--- start of PROVIDED MATERIAL ---

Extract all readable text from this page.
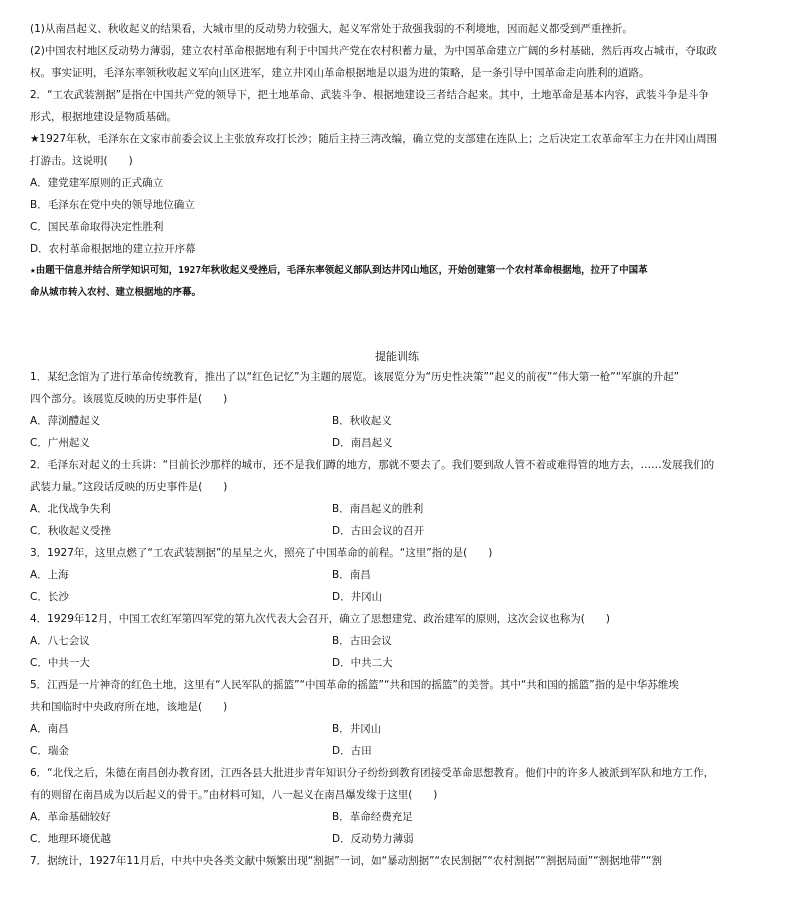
(1)从南昌起义、秋收起义的结果看，大城市里的反动势力较强大，起义军常处于敌强我弱的不利境地，因而起义都受到严重挫折。
(2)中国农村地区反动势力薄弱，建立农村革命根据地有利于中国共产党在农村积蓄力量，为中国革命建立广阔的乡村基础，然后再攻占城市，夺取政
权。事实证明，毛泽东率领秋收起义军向山区进军，建立井冈山革命根据地是以退为进的策略，是一条引导中国革命走向胜利的道路。
2．“工农武装割据”是指在中国共产党的领导下，把土地革命、武装斗争、根据地建设三者结合起来。其中，土地革命是基本内容，武装斗争是斗争
形式，根据地建设是物质基础。
★1927年秋，毛泽东在文家市前委会议上主张放弃攻打长沙；随后主持三湾改编，确立党的支部建在连队上；之后决定工农革命军主力在井冈山周围
打游击。这说明(　　)
A．建党建军原则的正式确立
B．毛泽东在党中央的领导地位确立
C．国民革命取得决定性胜利
D．农村革命根据地的建立拉开序幕
★由题干信息并结合所学知识可知，1927年秋收起义受挫后，毛泽东率领起义部队到达井冈山地区，开始创建第一个农村革命根据地，拉开了中国革
命从城市转入农村、建立根据地的序幕。
提能训练
1．某纪念馆为了进行革命传统教育，推出了以“红色记忆”为主题的展览。该展览分为“历史性决策”“起义的前夜”“伟大第一枪”“军旗的升起”
四个部分。该展览反映的历史事件是(　　)
A．萍浏醴起义	B．秋收起义
C．广州起义	D．南昌起义
2．毛泽东对起义的士兵讲：“目前长沙那样的城市，还不是我们蹲的地方，那就不要去了。我们要到敌人管不着或难得管的地方去，……发展我们的
武装力量。”这段话反映的历史事件是(　　)
A．北伐战争失利	B．南昌起义的胜利
C．秋收起义受挫	D．古田会议的召开
3．1927年，这里点燃了“工农武装割据”的星星之火，照亮了中国革命的前程。“这里”指的是(　　)
A．上海	B．南昌
C．长沙	D．井冈山
4．1929年12月，中国工农红军第四军党的第九次代表大会召开，确立了思想建党、政治建军的原则，这次会议也称为(　　)
A．八七会议	B．古田会议
C．中共一大	D．中共二大
5．江西是一片神奇的红色土地，这里有“人民军队的摇篮”“中国革命的摇篮”“共和国的摇篮”的美誉。其中“共和国的摇篮”指的是中华苏维埃
共和国临时中央政府所在地，该地是(　　)
A．南昌	B．井冈山
C．瑞金	D．古田
6．“北伐之后，朱德在南昌创办教育团，江西各县大批进步青年知识分子纷纷到教育团接受革命思想教育。他们中的许多人被派到军队和地方工作，
有的则留在南昌成为以后起义的骨干。”由材料可知，八一起义在南昌爆发缘于这里(　　)
A．革命基础较好	B．革命经费充足
C．地理环境优越	D．反动势力薄弱
7．据统计，1927年11月后，中共中央各类文献中频繁出现“割据”一词，如“暴动割据”“农民割据”“农村割据”“割据局面”“割据地带”“割
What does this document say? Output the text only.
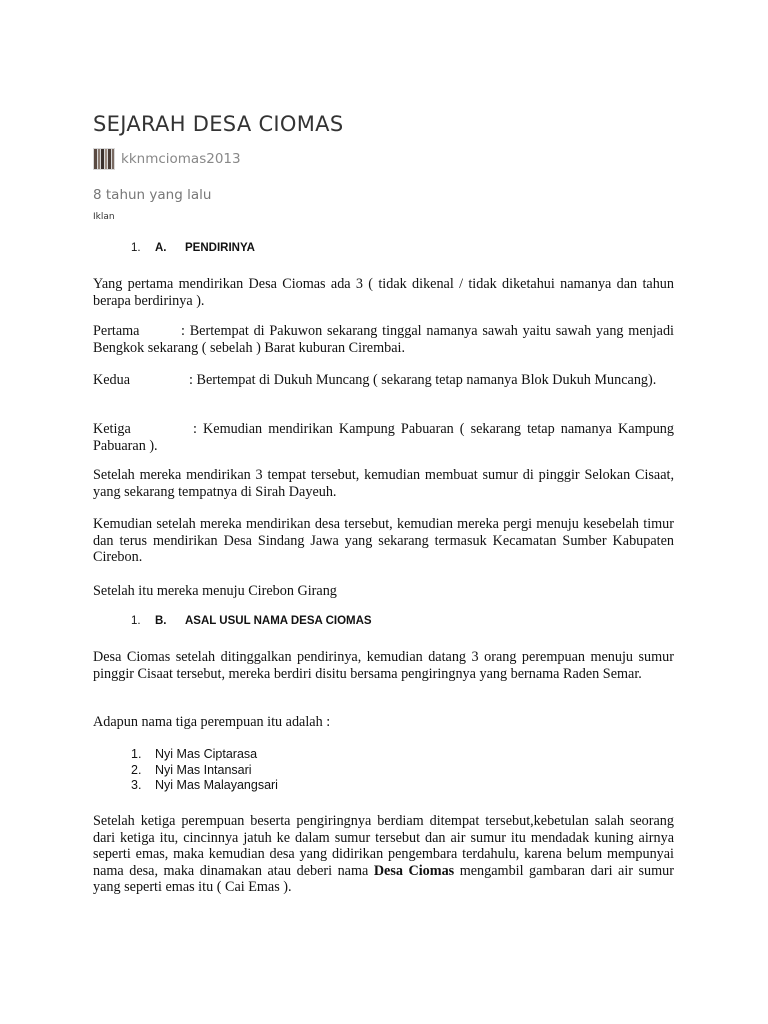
SEJARAH DESA CIOMAS
kknmciomas2013
8 tahun yang lalu
Iklan
1. A. PENDIRINYA

Yang pertama mendirikan Desa Ciomas ada 3 ( tidak dikenal / tidak diketahui namanya dan tahun berapa berdirinya ).

Pertama	: Bertempat di Pakuwon sekarang tinggal namanya sawah yaitu sawah yang menjadi Bengkok sekarang ( sebelah ) Barat kuburan Cirembai.

Kedua	: Bertempat di Dukuh Muncang ( sekarang tetap namanya Blok Dukuh Muncang).

Ketiga	: Kemudian mendirikan Kampung Pabuaran ( sekarang tetap namanya Kampung Pabuaran ).

Setelah mereka mendirikan 3 tempat tersebut, kemudian membuat sumur di pinggir Selokan Cisaat, yang sekarang tempatnya di Sirah Dayeuh.

Kemudian setelah mereka mendirikan desa tersebut, kemudian mereka pergi menuju kesebelah timur dan terus mendirikan Desa Sindang Jawa yang sekarang termasuk Kecamatan Sumber Kabupaten Cirebon.

Setelah itu mereka menuju Cirebon Girang

1. B. ASAL USUL NAMA DESA CIOMAS

Desa Ciomas setelah ditinggalkan pendirinya, kemudian datang 3 orang perempuan menuju sumur pinggir Cisaat tersebut, mereka berdiri disitu bersama pengiringnya yang bernama Raden Semar.

Adapun nama tiga perempuan itu adalah :

1. Nyi Mas Ciptarasa
2. Nyi Mas Intansari
3. Nyi Mas Malayangsari

Setelah ketiga perempuan beserta pengiringnya berdiam ditempat tersebut,kebetulan salah seorang dari ketiga itu, cincinnya jatuh ke dalam sumur tersebut dan air sumur itu mendadak kuning airnya seperti emas, maka kemudian desa yang didirikan pengembara terdahulu, karena belum mempunyai nama desa, maka dinamakan atau deberi nama Desa Ciomas mengambil gambaran dari air sumur yang seperti emas itu ( Cai Emas ).
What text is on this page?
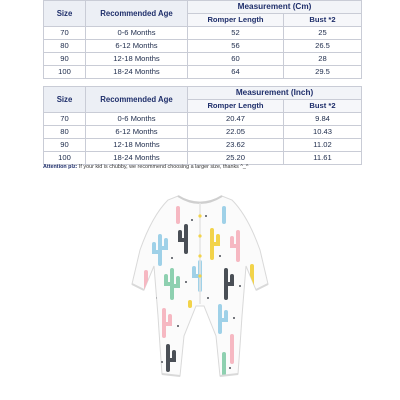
Size	Recommended Age	Measurement (Cm)	
		Romper Length	Bust *2
70	0-6 Months	52	25
80	6-12 Months	56	26.5
90	12-18 Months	60	28
100	18-24 Months	64	29.5
Size	Recommended Age	Measurement (Inch)	
		Romper Length	Bust *2
70	0-6 Months	20.47	9.84
80	6-12 Months	22.05	10.43
90	12-18 Months	23.62	11.02
100	18-24 Months	25.20	11.61
Attention plz: If your kid is chubby, we recommend choosing a larger size, thanks ^_^
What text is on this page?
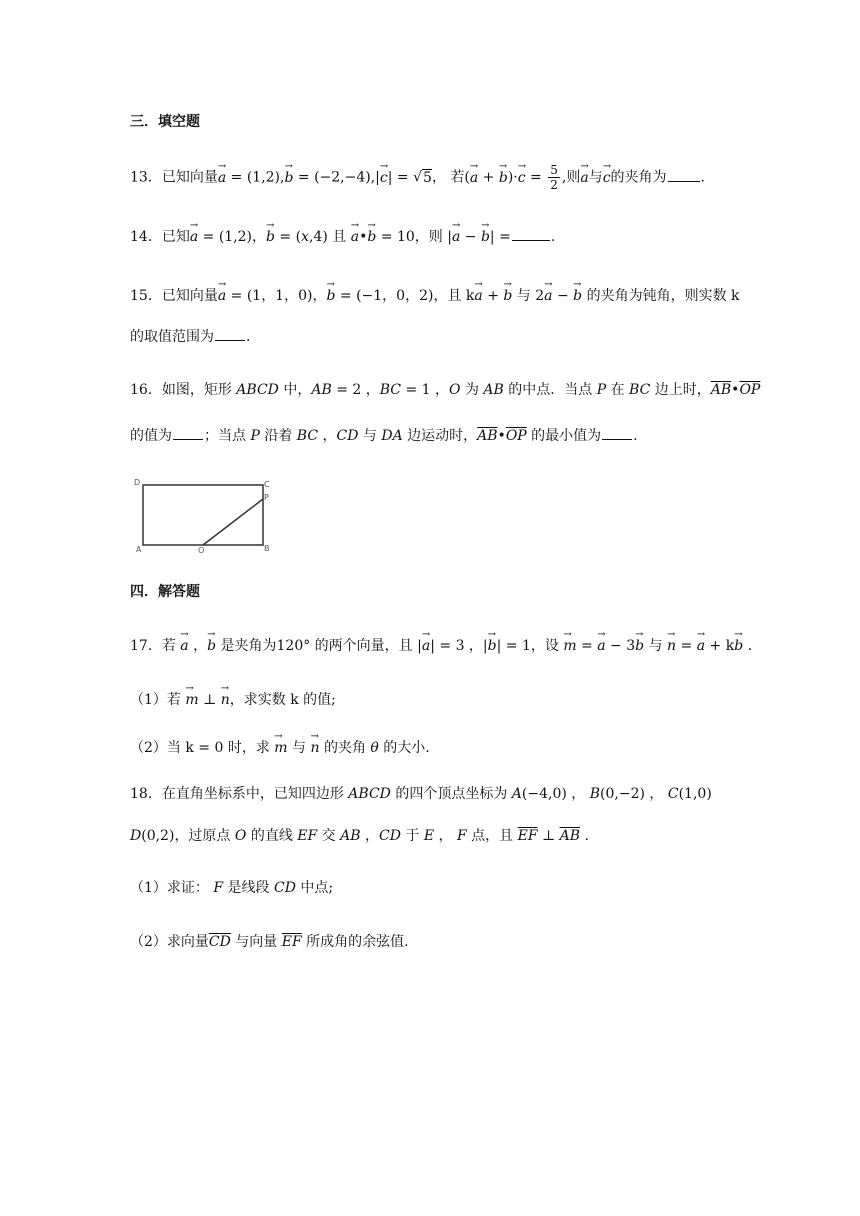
三．填空题
13．已知向量→ a = (1,2),→ b = (−2,−4),|→ c| = √5， 若(→ a + → $b)\cdot\to c = \frac{5}{2}$ ,则→ a与→ c的夹角为 .
14．已知→ a = (1,2)，→ b = (x,4) 且 → a•→ b = 10，则 |→ a − → b| =	.
15．已知向量→ a = (1，1，0)，→ b = (−1，0，2)，且 k→ a + → b 与 2→ a − → b 的夹角为钝角，则实数 k
的取值范围为 .
16．如图，矩形 ABCD 中，AB = 2 ，BC = 1 ，O 为 AB 的中点．当点 P 在 BC 边上时，$\overline{AB}•\overline{OP}$
的值为 ；当点 P 沿着 BC ，CD 与 DA 边运动时，$\overline{AB}•\overline{OP}$ 的最小值为 .
D	C
P
A	O	B
四．解答题
17．若 → a ，→ b 是夹角为120° 的两个向量，且 |→ a| = 3 ，|→ b| = 1，设 → m = → a − 3→ b 与 → n = → a + k→ b .
（1）若 → m ⊥ → n，求实数 k 的值;
（2）当 k = 0 时，求 → m 与 → n 的夹角 θ 的大小.
18．在直角坐标系中，已知四边形 ABCD 的四个顶点坐标为 A(−4,0) ， B(0,−2) ， C(1,0)
D(0,2)，过原点 O 的直线 EF 交 AB ，CD 于 E ， F 点，且 $\overline{EF}$ ⊥ $\overline{AB}$ .
（1）求证： F 是线段 CD 中点;
（2）求向量$\overline{CD}$ 与向量 $\overline{EF}$ 所成角的余弦值.
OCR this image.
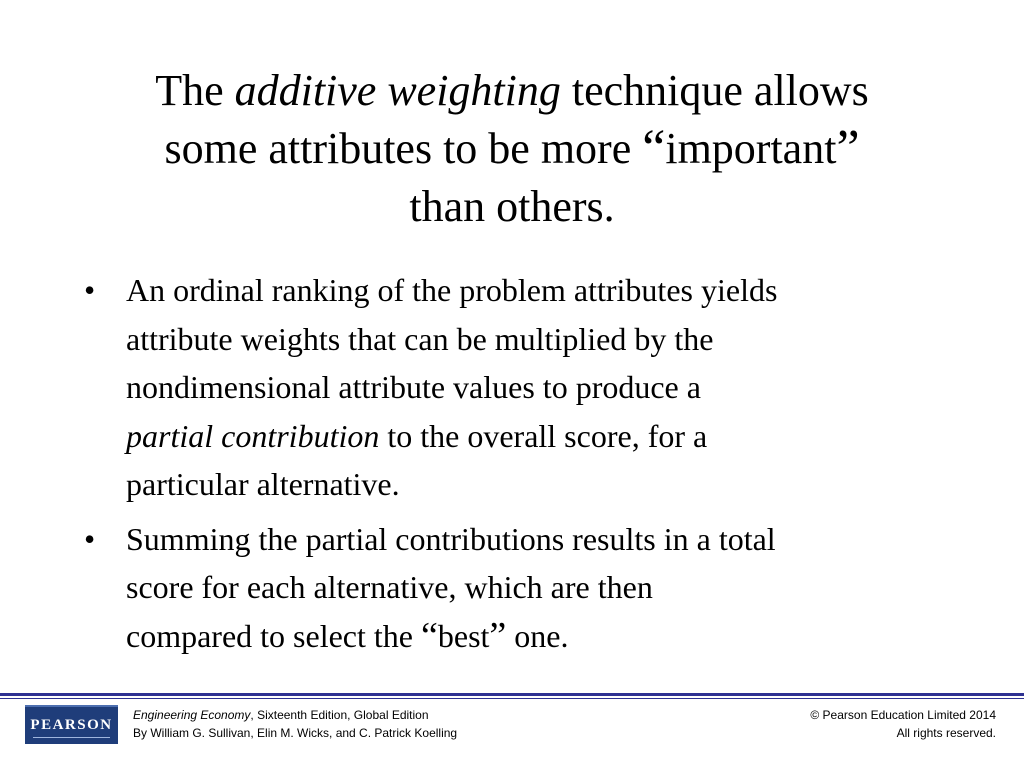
The additive weighting technique allows
some attributes to be more “important”
than others.
• An ordinal ranking of the problem attributes yields
attribute weights that can be multiplied by the
nondimensional attribute values to produce a
partial contribution to the overall score, for a
particular alternative.
• Summing the partial contributions results in a total
score for each alternative, which are then
compared to select the “best” one.
PEARSON
Engineering Economy, Sixteenth Edition, Global Edition
By William G. Sullivan, Elin M. Wicks, and C. Patrick Koelling
© Pearson Education Limited 2014
All rights reserved.
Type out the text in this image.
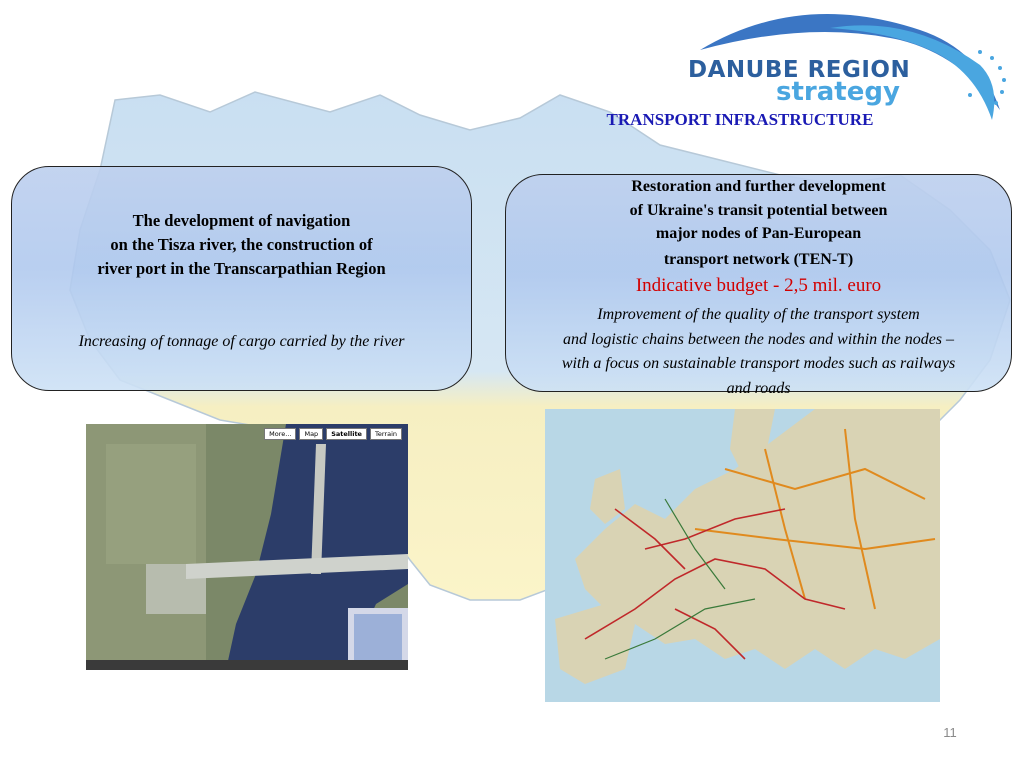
DANUBE REGION
strategy
TRANSPORT INFRASTRUCTURE
The development of navigation
on the Tisza river, the construction of
river port in the Transcarpathian Region
Increasing of tonnage of cargo carried by the river
Restoration and further development
of Ukraine's transit potential between
major nodes of Pan-European
transport network (TEN-T)
Indicative budget - 2,5 mil. euro
Improvement of the quality of the transport system
and logistic chains between the nodes and within the nodes –
with a focus on sustainable transport modes such as railways
and roads
More...	Map	Satellite	Terrain
11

--- end of PROVIDED MATERIAL ---

▶ _REQUIREMENTS_
Identify all lines where the word "Cisaat" shows up. Copy them.

▶ _SOLUTION FOR THIS PROBLEM_
Setelah mereka mendirikan 3 tempat tersebut, kemudian membuat sumur di pinggir Selokan Cisaat, yang sekarang tempatnya di Sirah Dayeuh.
Desa Ciomas setelah ditinggalkan pendirinya, kemudian datang 3 orang perempuan menuju sumur pinggir Cisaat tersebut, mereka berdiri disitu bersama pengiringnya yang bernama Raden Semar.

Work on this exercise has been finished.